Written exercise ▸
Narrow the data below down to the lines containing "chart".

===== Provided records

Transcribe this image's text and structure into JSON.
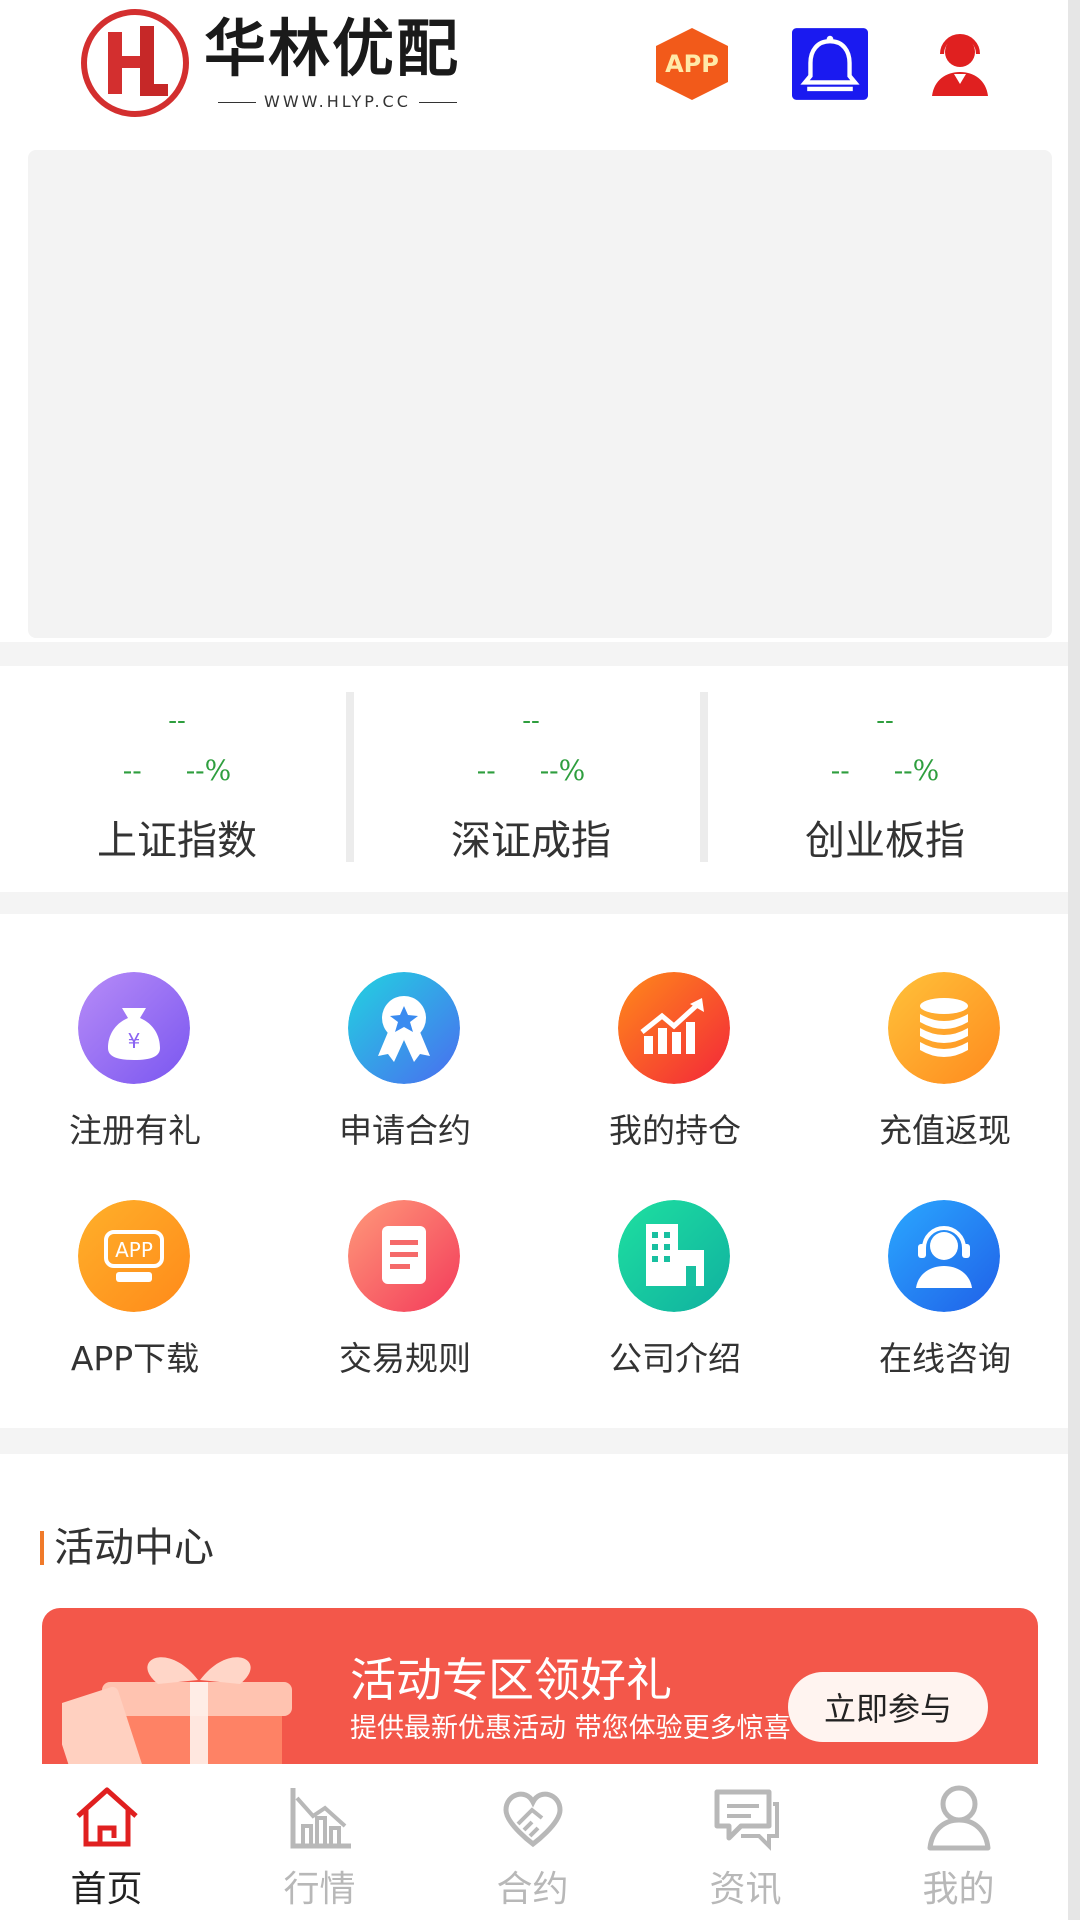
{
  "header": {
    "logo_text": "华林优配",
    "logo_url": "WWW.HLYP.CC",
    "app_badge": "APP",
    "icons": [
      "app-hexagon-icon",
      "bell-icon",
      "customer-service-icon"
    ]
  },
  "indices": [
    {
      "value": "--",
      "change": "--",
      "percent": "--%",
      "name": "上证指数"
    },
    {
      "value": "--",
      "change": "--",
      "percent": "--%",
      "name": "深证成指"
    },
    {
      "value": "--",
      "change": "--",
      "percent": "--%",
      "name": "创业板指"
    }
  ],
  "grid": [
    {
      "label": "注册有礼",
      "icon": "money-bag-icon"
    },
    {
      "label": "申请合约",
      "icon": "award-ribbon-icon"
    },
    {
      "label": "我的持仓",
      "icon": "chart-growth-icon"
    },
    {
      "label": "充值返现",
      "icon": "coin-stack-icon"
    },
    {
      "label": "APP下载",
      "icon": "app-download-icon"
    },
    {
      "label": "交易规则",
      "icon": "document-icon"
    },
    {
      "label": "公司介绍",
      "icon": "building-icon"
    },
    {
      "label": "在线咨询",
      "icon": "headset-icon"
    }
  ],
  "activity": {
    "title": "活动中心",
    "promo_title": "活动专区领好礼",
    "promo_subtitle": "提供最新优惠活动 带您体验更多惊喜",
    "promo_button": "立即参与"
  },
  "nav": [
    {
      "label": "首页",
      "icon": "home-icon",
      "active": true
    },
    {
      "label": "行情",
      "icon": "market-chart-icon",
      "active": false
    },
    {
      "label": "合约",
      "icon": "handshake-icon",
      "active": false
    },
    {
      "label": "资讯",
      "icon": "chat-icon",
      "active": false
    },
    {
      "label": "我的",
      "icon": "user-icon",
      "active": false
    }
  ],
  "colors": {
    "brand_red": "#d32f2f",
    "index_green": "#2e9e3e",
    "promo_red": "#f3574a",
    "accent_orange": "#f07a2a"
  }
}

==========

Written solution ▸
      "icon": "chart-growth-icon"
      "icon": "market-chart-icon",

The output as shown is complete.